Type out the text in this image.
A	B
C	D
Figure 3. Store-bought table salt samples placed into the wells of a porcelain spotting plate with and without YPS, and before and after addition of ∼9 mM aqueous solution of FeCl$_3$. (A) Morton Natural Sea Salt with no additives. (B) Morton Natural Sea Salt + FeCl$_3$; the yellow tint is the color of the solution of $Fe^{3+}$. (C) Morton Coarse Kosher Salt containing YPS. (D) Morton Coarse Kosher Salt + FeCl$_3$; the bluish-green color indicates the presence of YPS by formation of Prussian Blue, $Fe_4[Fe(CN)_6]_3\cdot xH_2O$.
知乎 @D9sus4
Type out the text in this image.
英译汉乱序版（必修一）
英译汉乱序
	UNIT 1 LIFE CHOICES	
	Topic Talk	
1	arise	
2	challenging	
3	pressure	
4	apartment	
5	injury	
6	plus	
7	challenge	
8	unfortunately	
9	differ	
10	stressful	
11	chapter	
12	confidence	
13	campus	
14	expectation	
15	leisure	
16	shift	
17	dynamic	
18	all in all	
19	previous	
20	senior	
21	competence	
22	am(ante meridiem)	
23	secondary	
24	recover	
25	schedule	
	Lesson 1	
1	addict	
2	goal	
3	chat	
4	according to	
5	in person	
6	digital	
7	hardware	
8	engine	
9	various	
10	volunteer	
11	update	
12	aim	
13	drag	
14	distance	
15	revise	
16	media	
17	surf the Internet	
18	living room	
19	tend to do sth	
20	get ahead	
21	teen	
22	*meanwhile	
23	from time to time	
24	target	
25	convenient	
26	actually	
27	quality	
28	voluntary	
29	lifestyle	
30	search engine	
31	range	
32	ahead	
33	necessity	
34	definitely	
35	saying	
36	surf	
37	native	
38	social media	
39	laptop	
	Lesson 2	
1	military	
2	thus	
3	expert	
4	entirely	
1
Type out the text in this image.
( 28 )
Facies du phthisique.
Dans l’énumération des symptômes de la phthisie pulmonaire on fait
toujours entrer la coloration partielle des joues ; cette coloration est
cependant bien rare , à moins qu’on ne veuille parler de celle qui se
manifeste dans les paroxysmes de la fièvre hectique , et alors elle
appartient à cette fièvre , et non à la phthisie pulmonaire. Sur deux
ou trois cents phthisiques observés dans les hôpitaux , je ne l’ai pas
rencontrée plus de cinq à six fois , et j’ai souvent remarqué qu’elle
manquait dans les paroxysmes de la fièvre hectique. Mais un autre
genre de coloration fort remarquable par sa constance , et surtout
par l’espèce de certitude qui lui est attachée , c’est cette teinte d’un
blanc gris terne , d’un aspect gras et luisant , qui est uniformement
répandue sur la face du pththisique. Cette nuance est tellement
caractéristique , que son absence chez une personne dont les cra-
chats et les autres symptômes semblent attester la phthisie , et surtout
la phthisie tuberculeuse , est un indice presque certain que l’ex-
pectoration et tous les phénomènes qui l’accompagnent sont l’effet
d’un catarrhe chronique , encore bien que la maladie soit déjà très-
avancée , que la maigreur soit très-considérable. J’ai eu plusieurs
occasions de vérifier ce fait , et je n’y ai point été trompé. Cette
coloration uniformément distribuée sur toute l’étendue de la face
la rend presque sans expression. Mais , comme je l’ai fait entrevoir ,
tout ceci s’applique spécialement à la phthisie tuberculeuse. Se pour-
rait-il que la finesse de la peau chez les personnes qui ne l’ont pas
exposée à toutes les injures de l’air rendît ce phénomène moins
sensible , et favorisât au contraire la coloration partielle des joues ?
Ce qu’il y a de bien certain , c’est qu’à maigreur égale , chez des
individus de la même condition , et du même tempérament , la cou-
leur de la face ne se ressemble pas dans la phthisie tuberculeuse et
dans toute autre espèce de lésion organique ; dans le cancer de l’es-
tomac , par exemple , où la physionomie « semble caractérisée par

◆ PROBLEM ◆
Return every line containing "symptômes".

◆ TASK OUTPUT ◆
Dans l’énumération des symptômes de la phthisie pulmonaire on fait
chats et les autres symptômes semblent attester la phthisie , et surtout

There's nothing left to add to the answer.